=== Material ===
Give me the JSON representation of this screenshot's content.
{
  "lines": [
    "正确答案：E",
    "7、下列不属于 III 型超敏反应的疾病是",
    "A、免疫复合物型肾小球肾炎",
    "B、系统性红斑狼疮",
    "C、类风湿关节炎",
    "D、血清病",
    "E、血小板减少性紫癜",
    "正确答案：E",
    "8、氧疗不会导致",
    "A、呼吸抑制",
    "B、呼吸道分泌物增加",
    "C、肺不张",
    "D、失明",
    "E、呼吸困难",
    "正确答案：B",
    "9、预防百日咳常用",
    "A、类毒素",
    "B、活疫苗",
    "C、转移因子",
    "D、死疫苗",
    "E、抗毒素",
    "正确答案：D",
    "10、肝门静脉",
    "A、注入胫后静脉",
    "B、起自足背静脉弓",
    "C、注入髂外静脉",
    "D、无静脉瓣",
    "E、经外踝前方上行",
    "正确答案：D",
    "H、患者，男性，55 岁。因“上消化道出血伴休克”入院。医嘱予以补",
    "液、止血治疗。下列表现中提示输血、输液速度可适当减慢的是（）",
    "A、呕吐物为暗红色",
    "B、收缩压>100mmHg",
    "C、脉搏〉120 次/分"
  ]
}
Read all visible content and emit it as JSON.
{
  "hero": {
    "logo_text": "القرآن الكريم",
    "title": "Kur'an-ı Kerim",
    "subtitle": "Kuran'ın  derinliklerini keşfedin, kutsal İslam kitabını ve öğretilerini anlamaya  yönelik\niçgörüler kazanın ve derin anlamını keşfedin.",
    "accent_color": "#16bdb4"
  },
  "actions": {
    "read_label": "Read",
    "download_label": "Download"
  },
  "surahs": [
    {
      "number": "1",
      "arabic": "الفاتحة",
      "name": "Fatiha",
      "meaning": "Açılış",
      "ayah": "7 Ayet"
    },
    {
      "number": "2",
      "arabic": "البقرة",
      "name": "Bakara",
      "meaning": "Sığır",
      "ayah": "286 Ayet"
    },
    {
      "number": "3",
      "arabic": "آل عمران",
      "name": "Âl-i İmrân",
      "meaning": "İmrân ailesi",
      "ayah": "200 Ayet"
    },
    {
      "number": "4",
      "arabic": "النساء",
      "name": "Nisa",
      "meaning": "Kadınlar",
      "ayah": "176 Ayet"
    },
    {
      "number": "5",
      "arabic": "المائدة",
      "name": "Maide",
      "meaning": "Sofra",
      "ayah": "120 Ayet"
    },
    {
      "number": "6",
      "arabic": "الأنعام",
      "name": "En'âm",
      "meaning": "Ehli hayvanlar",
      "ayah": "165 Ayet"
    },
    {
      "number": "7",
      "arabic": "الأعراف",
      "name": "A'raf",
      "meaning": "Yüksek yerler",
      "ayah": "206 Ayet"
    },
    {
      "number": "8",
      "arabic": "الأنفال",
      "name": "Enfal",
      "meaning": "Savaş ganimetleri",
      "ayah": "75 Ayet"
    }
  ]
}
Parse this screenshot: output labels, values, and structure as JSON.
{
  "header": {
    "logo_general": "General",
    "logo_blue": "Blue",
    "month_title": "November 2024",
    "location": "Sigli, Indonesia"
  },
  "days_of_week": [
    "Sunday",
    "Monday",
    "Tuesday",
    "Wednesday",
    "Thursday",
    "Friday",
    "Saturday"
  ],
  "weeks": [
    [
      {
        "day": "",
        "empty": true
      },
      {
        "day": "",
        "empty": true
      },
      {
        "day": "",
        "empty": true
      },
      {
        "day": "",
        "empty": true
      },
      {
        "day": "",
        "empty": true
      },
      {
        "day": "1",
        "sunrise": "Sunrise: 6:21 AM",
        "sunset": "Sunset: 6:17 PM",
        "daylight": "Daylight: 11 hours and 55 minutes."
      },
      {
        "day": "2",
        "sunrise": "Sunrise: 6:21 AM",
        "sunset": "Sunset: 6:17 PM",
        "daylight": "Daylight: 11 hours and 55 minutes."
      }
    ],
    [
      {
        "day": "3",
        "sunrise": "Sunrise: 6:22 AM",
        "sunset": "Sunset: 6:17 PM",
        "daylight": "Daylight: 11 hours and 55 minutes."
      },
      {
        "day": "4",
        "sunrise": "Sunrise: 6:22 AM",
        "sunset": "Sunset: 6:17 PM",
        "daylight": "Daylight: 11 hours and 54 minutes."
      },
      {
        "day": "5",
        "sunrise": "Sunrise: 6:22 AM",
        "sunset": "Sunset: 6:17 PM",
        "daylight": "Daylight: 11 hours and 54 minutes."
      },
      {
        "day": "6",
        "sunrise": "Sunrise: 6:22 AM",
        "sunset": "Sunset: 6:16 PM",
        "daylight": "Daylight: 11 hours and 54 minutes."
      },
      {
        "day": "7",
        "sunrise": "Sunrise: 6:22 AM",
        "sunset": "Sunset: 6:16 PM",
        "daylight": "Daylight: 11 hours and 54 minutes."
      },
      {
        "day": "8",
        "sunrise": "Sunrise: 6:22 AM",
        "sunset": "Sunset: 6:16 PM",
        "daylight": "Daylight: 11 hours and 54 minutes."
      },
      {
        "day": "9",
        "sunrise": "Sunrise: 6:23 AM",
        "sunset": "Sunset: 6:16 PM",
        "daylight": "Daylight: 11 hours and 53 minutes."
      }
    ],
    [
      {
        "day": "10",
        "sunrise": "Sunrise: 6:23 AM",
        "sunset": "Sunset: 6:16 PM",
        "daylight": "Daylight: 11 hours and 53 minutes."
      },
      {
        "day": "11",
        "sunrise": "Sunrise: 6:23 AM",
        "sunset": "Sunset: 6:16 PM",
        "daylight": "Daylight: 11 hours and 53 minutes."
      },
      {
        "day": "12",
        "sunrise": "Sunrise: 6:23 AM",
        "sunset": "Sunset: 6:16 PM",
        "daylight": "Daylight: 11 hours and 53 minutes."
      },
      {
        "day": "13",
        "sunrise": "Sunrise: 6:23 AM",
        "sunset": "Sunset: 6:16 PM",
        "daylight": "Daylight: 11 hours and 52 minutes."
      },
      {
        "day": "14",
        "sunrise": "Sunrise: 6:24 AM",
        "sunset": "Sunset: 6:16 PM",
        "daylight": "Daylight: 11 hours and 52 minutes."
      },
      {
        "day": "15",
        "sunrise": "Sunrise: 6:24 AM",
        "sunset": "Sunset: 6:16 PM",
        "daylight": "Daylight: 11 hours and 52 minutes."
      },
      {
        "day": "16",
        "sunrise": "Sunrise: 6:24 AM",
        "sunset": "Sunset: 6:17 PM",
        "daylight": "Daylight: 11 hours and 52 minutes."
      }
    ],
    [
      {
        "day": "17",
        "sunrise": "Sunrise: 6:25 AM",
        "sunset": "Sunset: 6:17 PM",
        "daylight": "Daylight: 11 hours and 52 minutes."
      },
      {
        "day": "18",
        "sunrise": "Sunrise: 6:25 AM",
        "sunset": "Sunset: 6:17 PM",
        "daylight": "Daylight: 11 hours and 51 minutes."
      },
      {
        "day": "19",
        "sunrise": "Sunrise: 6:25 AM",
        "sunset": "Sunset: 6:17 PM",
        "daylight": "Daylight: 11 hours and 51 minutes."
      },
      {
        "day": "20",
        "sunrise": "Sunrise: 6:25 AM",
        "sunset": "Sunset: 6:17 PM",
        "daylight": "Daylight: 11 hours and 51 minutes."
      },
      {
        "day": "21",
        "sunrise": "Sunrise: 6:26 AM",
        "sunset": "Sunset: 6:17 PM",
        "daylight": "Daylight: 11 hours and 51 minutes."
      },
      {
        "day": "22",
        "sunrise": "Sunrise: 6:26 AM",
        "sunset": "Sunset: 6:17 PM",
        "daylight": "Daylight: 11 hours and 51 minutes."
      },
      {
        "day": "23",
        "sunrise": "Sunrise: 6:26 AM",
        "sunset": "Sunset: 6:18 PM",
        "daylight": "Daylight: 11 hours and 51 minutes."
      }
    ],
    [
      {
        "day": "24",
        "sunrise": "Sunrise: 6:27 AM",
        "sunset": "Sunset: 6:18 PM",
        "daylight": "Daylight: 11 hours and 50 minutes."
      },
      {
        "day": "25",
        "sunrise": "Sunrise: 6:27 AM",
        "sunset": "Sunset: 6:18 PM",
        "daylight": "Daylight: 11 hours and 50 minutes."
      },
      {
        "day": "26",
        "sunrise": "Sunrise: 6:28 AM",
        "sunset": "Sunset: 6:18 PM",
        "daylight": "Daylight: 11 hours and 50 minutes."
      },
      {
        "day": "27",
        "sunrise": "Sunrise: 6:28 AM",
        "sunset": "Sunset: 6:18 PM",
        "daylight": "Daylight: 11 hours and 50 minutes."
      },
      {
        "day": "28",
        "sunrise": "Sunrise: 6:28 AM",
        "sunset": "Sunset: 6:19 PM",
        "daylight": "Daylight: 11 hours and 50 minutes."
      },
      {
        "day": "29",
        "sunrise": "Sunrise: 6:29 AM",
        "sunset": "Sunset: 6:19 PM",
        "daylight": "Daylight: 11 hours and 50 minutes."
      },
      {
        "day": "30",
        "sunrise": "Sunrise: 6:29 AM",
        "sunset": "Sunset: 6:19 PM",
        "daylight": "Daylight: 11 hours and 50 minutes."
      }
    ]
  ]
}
===
*Given request*
Track down every line holding the string "ayah" and copy it.

*Finished task*
      "ayah": "7 Ayet"
      "ayah": "286 Ayet"
      "ayah": "200 Ayet"
      "ayah": "176 Ayet"
      "ayah": "120 Ayet"
      "ayah": "165 Ayet"
      "ayah": "206 Ayet"
      "ayah": "75 Ayet"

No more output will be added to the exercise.